Data tied to figure images:
========================

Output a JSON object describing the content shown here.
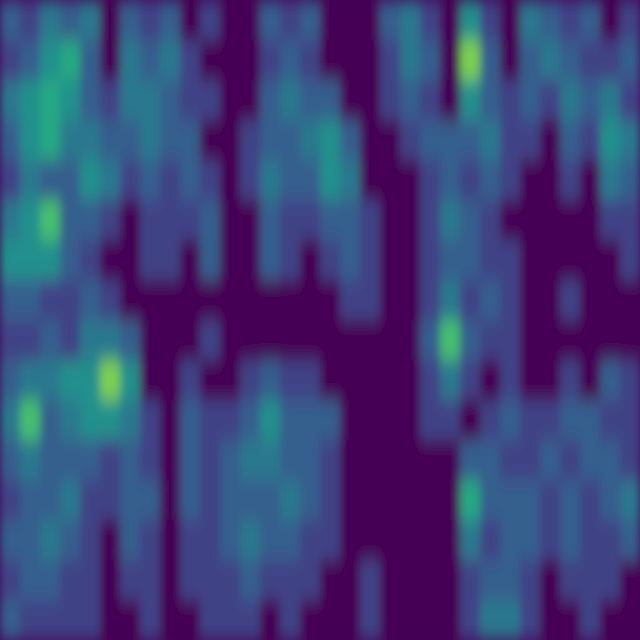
{
  "chart_data": {
    "type": "heatmap",
    "tick_labels": false,
    "zlim": [
      0,
      10
    ],
    "cells": [
      [
        3,
        2,
        4,
        3,
        4,
        0,
        3,
        2,
        3,
        0,
        2,
        0,
        0,
        3,
        2,
        3,
        0,
        0,
        0,
        3,
        4,
        2,
        0,
        5,
        2,
        0,
        4,
        3,
        2,
        3,
        0,
        2
      ],
      [
        2,
        3,
        5,
        6,
        3,
        0,
        4,
        3,
        4,
        2,
        0,
        0,
        0,
        2,
        3,
        2,
        0,
        0,
        0,
        2,
        4,
        3,
        0,
        8,
        3,
        0,
        3,
        4,
        3,
        2,
        2,
        3
      ],
      [
        4,
        5,
        6,
        5,
        3,
        2,
        4,
        4,
        3,
        2,
        2,
        0,
        0,
        3,
        4,
        3,
        3,
        0,
        0,
        2,
        3,
        2,
        0,
        5,
        3,
        2,
        3,
        2,
        4,
        3,
        4,
        2
      ],
      [
        3,
        5,
        6,
        4,
        4,
        3,
        3,
        4,
        3,
        3,
        0,
        0,
        2,
        3,
        3,
        4,
        5,
        3,
        0,
        0,
        2,
        3,
        3,
        3,
        4,
        2,
        2,
        0,
        3,
        2,
        5,
        4
      ],
      [
        2,
        4,
        3,
        3,
        5,
        4,
        2,
        3,
        2,
        3,
        2,
        0,
        2,
        4,
        3,
        3,
        5,
        4,
        0,
        0,
        0,
        2,
        3,
        2,
        3,
        2,
        0,
        0,
        2,
        0,
        4,
        3
      ],
      [
        4,
        5,
        7,
        3,
        3,
        2,
        0,
        2,
        2,
        2,
        3,
        0,
        0,
        3,
        2,
        2,
        3,
        3,
        2,
        0,
        0,
        2,
        4,
        3,
        2,
        0,
        0,
        0,
        0,
        0,
        2,
        2
      ],
      [
        5,
        5,
        5,
        3,
        2,
        0,
        0,
        2,
        2,
        0,
        3,
        0,
        0,
        3,
        2,
        0,
        2,
        3,
        2,
        0,
        0,
        2,
        3,
        3,
        2,
        2,
        0,
        0,
        0,
        0,
        0,
        2
      ],
      [
        3,
        3,
        2,
        2,
        3,
        2,
        0,
        0,
        0,
        0,
        0,
        0,
        0,
        0,
        0,
        0,
        0,
        2,
        2,
        0,
        0,
        2,
        4,
        2,
        3,
        2,
        0,
        0,
        2,
        0,
        0,
        0
      ],
      [
        2,
        2,
        3,
        2,
        4,
        4,
        3,
        0,
        0,
        0,
        2,
        0,
        0,
        0,
        0,
        0,
        0,
        0,
        0,
        0,
        0,
        3,
        7,
        3,
        2,
        2,
        0,
        0,
        0,
        0,
        0,
        0
      ],
      [
        3,
        4,
        4,
        5,
        5,
        8,
        5,
        0,
        0,
        2,
        0,
        0,
        2,
        3,
        2,
        2,
        0,
        0,
        0,
        0,
        0,
        2,
        4,
        2,
        0,
        2,
        0,
        0,
        2,
        0,
        3,
        2
      ],
      [
        4,
        7,
        3,
        4,
        5,
        5,
        4,
        2,
        0,
        3,
        2,
        2,
        3,
        5,
        3,
        3,
        3,
        0,
        0,
        0,
        0,
        2,
        2,
        0,
        2,
        3,
        2,
        2,
        3,
        3,
        2,
        2
      ],
      [
        3,
        4,
        3,
        3,
        3,
        2,
        3,
        2,
        0,
        3,
        2,
        3,
        4,
        4,
        3,
        3,
        2,
        0,
        0,
        0,
        0,
        0,
        0,
        3,
        3,
        2,
        2,
        3,
        2,
        3,
        3,
        2
      ],
      [
        2,
        3,
        3,
        4,
        2,
        2,
        3,
        3,
        0,
        3,
        2,
        3,
        3,
        3,
        4,
        3,
        2,
        0,
        0,
        0,
        0,
        0,
        0,
        6,
        3,
        3,
        3,
        2,
        3,
        2,
        3,
        4
      ],
      [
        3,
        3,
        4,
        3,
        2,
        0,
        3,
        2,
        0,
        2,
        2,
        3,
        4,
        3,
        3,
        2,
        2,
        0,
        0,
        0,
        0,
        0,
        0,
        4,
        2,
        3,
        3,
        2,
        3,
        2,
        2,
        3
      ],
      [
        2,
        3,
        3,
        2,
        2,
        0,
        2,
        2,
        0,
        2,
        2,
        2,
        3,
        2,
        2,
        2,
        0,
        0,
        2,
        0,
        0,
        0,
        0,
        2,
        3,
        3,
        2,
        0,
        2,
        2,
        2,
        0
      ],
      [
        3,
        2,
        2,
        2,
        2,
        0,
        0,
        2,
        0,
        0,
        2,
        2,
        2,
        0,
        2,
        0,
        0,
        0,
        2,
        0,
        0,
        0,
        0,
        2,
        4,
        4,
        2,
        0,
        0,
        2,
        0,
        0
      ]
    ]
  }
}
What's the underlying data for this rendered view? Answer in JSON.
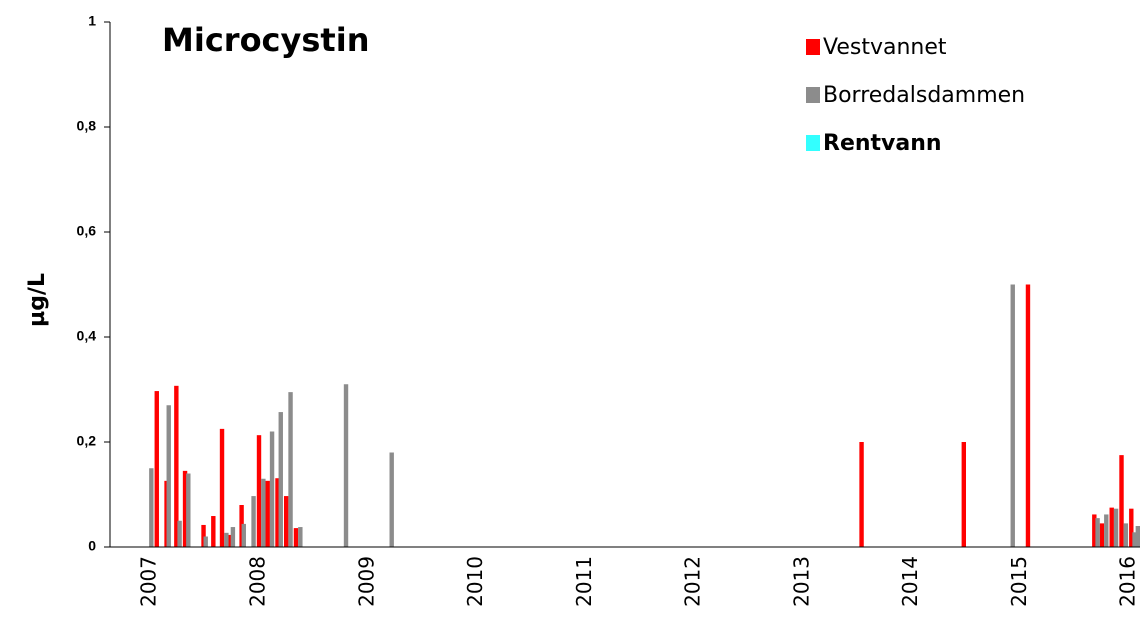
{
  "chart_data": {
    "type": "bar",
    "title": "Microcystin",
    "y_label": "µg/L",
    "xlim": [
      2006.63,
      2016.1
    ],
    "xticks": [
      2007,
      2008,
      2009,
      2010,
      2011,
      2012,
      2013,
      2014,
      2015,
      2016
    ],
    "ylim": [
      0,
      1
    ],
    "yticks": [
      0,
      {
        "value": 0.2,
        "label": "0,2"
      },
      {
        "value": 0.4,
        "label": "0,4"
      },
      {
        "value": 0.6,
        "label": "0,6"
      },
      {
        "value": 0.8,
        "label": "0,8"
      },
      1
    ],
    "grid": false,
    "legend": "top-right",
    "series": [
      {
        "name": "Vestvannet",
        "color": "#ff0000",
        "x": [
          2007.06,
          2007.15,
          2007.24,
          2007.32,
          2007.49,
          2007.58,
          2007.66,
          2007.73,
          2007.84,
          2008.0,
          2008.08,
          2008.17,
          2008.25,
          2008.34,
          2013.54,
          2014.48,
          2015.07,
          2015.68,
          2015.75,
          2015.84,
          2015.93,
          2016.02
        ],
        "values": [
          0.297,
          0.126,
          0.307,
          0.145,
          0.042,
          0.059,
          0.225,
          0.023,
          0.08,
          0.213,
          0.126,
          0.131,
          0.097,
          0.036,
          0.2,
          0.2,
          0.5,
          0.062,
          0.045,
          0.075,
          0.175,
          0.073
        ]
      },
      {
        "name": "Borredalsdammen",
        "color": "#8c8c8c",
        "x": [
          2007.01,
          2007.17,
          2007.27,
          2007.35,
          2007.51,
          2007.7,
          2007.76,
          2007.86,
          2007.95,
          2008.04,
          2008.12,
          2008.2,
          2008.29,
          2008.38,
          2008.8,
          2009.22,
          2014.93,
          2015.71,
          2015.79,
          2015.88,
          2015.97,
          2016.05,
          2016.08
        ],
        "values": [
          0.15,
          0.27,
          0.05,
          0.14,
          0.02,
          0.027,
          0.038,
          0.044,
          0.097,
          0.13,
          0.22,
          0.257,
          0.295,
          0.038,
          0.31,
          0.18,
          0.5,
          0.055,
          0.062,
          0.073,
          0.045,
          0.028,
          0.04
        ]
      },
      {
        "name": "Rentvann",
        "color": "#33ffff",
        "x": [],
        "values": []
      }
    ]
  }
}
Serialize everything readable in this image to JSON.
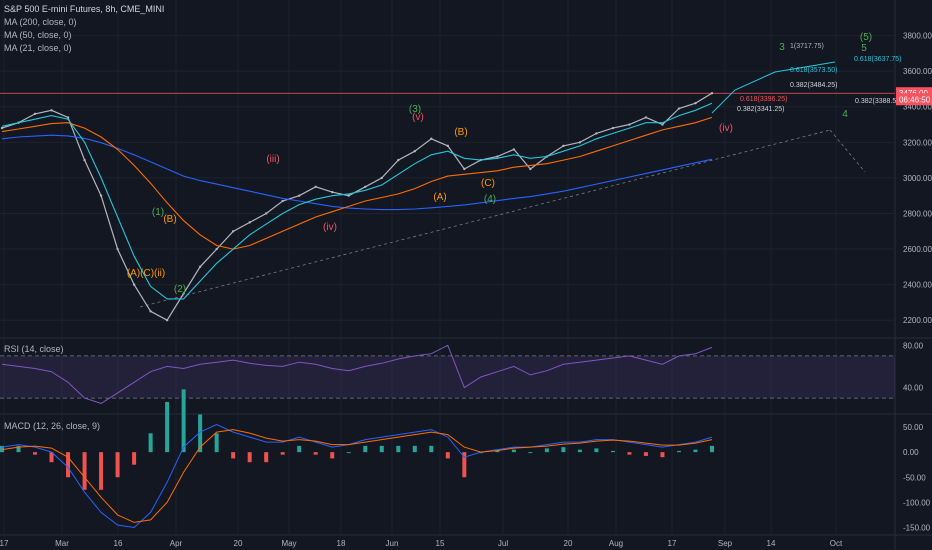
{
  "chart_data": {
    "type": "line",
    "title": "S&P 500 E-mini Futures, 8h, CME_MINI",
    "indicators": [
      "MA (200, close, 0)",
      "MA (50, close, 0)",
      "MA (21, close, 0)"
    ],
    "price_axis": {
      "range": [
        2100,
        4000
      ],
      "ticks": [
        2200,
        2400,
        2600,
        2800,
        3000,
        3200,
        3400,
        3600,
        3800
      ]
    },
    "x_ticks": [
      "17",
      "Mar",
      "16",
      "Apr",
      "20",
      "May",
      "18",
      "Jun",
      "15",
      "Jul",
      "20",
      "Aug",
      "17",
      "Sep",
      "14",
      "Oct"
    ],
    "price_labels": [
      {
        "text": "3476.00",
        "value": 3476,
        "color": "#f7525f"
      },
      {
        "text": "06:46:50",
        "value": 3442,
        "color": "#f7525f"
      }
    ],
    "series": [
      {
        "name": "Price",
        "color": "#b2b5be",
        "values": [
          3280,
          3310,
          3360,
          3380,
          3340,
          3100,
          2900,
          2600,
          2400,
          2250,
          2200,
          2350,
          2500,
          2600,
          2700,
          2750,
          2800,
          2870,
          2900,
          2950,
          2920,
          2900,
          2950,
          3000,
          3100,
          3150,
          3220,
          3180,
          3050,
          3100,
          3120,
          3160,
          3050,
          3120,
          3180,
          3200,
          3250,
          3280,
          3300,
          3340,
          3300,
          3390,
          3420,
          3476
        ]
      },
      {
        "name": "MA (200, close, 0)",
        "color": "#2962ff",
        "values": [
          3220,
          3230,
          3235,
          3240,
          3236,
          3222,
          3198,
          3166,
          3130,
          3090,
          3050,
          3010,
          2985,
          2965,
          2945,
          2925,
          2905,
          2885,
          2870,
          2855,
          2840,
          2830,
          2825,
          2822,
          2822,
          2825,
          2832,
          2840,
          2848,
          2860,
          2872,
          2885,
          2895,
          2910,
          2925,
          2945,
          2965,
          2985,
          3005,
          3025,
          3045,
          3065,
          3085,
          3105
        ]
      },
      {
        "name": "MA (50, close, 0)",
        "color": "#ff6d00",
        "values": [
          3260,
          3275,
          3290,
          3305,
          3310,
          3280,
          3230,
          3160,
          3070,
          2970,
          2860,
          2760,
          2680,
          2620,
          2600,
          2620,
          2660,
          2700,
          2740,
          2780,
          2810,
          2840,
          2870,
          2890,
          2910,
          2940,
          2980,
          3010,
          3020,
          3030,
          3040,
          3060,
          3070,
          3080,
          3100,
          3120,
          3150,
          3180,
          3210,
          3240,
          3270,
          3290,
          3310,
          3340
        ]
      },
      {
        "name": "MA (21, close, 0)",
        "color": "#26c6da",
        "values": [
          3290,
          3310,
          3330,
          3350,
          3330,
          3200,
          3000,
          2780,
          2560,
          2390,
          2320,
          2320,
          2420,
          2520,
          2600,
          2680,
          2740,
          2800,
          2850,
          2880,
          2900,
          2910,
          2930,
          2960,
          3020,
          3080,
          3130,
          3150,
          3110,
          3100,
          3110,
          3130,
          3110,
          3120,
          3150,
          3180,
          3220,
          3250,
          3280,
          3310,
          3310,
          3350,
          3380,
          3420
        ]
      }
    ],
    "wave_labels": [
      {
        "text": "(1)",
        "color": "#4caf50"
      },
      {
        "text": "(B)",
        "color": "#ff9800"
      },
      {
        "text": "(A)(C)(ii)",
        "color": "#ff9800"
      },
      {
        "text": "(2)",
        "color": "#4caf50"
      },
      {
        "text": "(iii)",
        "color": "#f7525f"
      },
      {
        "text": "(iv)",
        "color": "#f7525f"
      },
      {
        "text": "(3)",
        "color": "#4caf50"
      },
      {
        "text": "(v)",
        "color": "#f7525f"
      },
      {
        "text": "(B)",
        "color": "#ff9800"
      },
      {
        "text": "(A)",
        "color": "#ff9800"
      },
      {
        "text": "(C)",
        "color": "#ff9800"
      },
      {
        "text": "(4)",
        "color": "#4caf50"
      },
      {
        "text": "(iv)",
        "color": "#f7525f"
      },
      {
        "text": "3",
        "color": "#4caf50"
      },
      {
        "text": "(5)",
        "color": "#4caf50"
      },
      {
        "text": "5",
        "color": "#4caf50"
      },
      {
        "text": "4",
        "color": "#4caf50"
      }
    ],
    "fib_labels": [
      {
        "text": "1(3717.75)",
        "color": "#b2b5be"
      },
      {
        "text": "0.618(3637.75)",
        "color": "#26c6da"
      },
      {
        "text": "0.618(3573.50)",
        "color": "#26c6da"
      },
      {
        "text": "0.382(3484.25)",
        "color": "#d1d4dc"
      },
      {
        "text": "0.382(3388.50)",
        "color": "#d1d4dc"
      },
      {
        "text": "0.382(3341.25)",
        "color": "#d1d4dc"
      },
      {
        "text": "0.618(3396.25)",
        "color": "#f7525f"
      }
    ],
    "rsi": {
      "title": "RSI (14, close)",
      "band": [
        30,
        70
      ],
      "ticks": [
        80.0,
        40.0
      ],
      "range": [
        15,
        85
      ],
      "values": [
        62,
        60,
        58,
        55,
        45,
        30,
        25,
        35,
        45,
        55,
        60,
        58,
        62,
        64,
        66,
        63,
        61,
        60,
        64,
        62,
        58,
        56,
        60,
        63,
        67,
        70,
        72,
        80,
        40,
        50,
        55,
        60,
        52,
        56,
        62,
        64,
        66,
        68,
        70,
        66,
        62,
        70,
        72,
        78
      ]
    },
    "macd": {
      "title": "MACD (12, 26, close, 9)",
      "ticks": [
        50.0,
        0.0,
        -50.0,
        -100.0,
        -150.0
      ],
      "range": [
        -165,
        70
      ],
      "macd_values": [
        10,
        15,
        10,
        0,
        -30,
        -80,
        -120,
        -145,
        -150,
        -120,
        -60,
        10,
        40,
        55,
        40,
        30,
        20,
        20,
        30,
        20,
        10,
        15,
        25,
        30,
        35,
        40,
        45,
        30,
        -10,
        0,
        5,
        10,
        10,
        15,
        20,
        20,
        25,
        25,
        20,
        15,
        10,
        15,
        20,
        30
      ],
      "signal_values": [
        5,
        10,
        12,
        8,
        -10,
        -50,
        -90,
        -125,
        -140,
        -135,
        -100,
        -40,
        10,
        40,
        45,
        38,
        28,
        22,
        25,
        22,
        15,
        15,
        20,
        25,
        30,
        35,
        40,
        35,
        10,
        0,
        3,
        8,
        10,
        12,
        16,
        18,
        22,
        24,
        22,
        18,
        14,
        14,
        18,
        25
      ]
    }
  }
}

========================

Copy out each line of the data where the string "this" appears.

◆ Written solution:
What's the underlying data for this rendered view? Answer in JSON.
Serialize everything readable in this image to JSON.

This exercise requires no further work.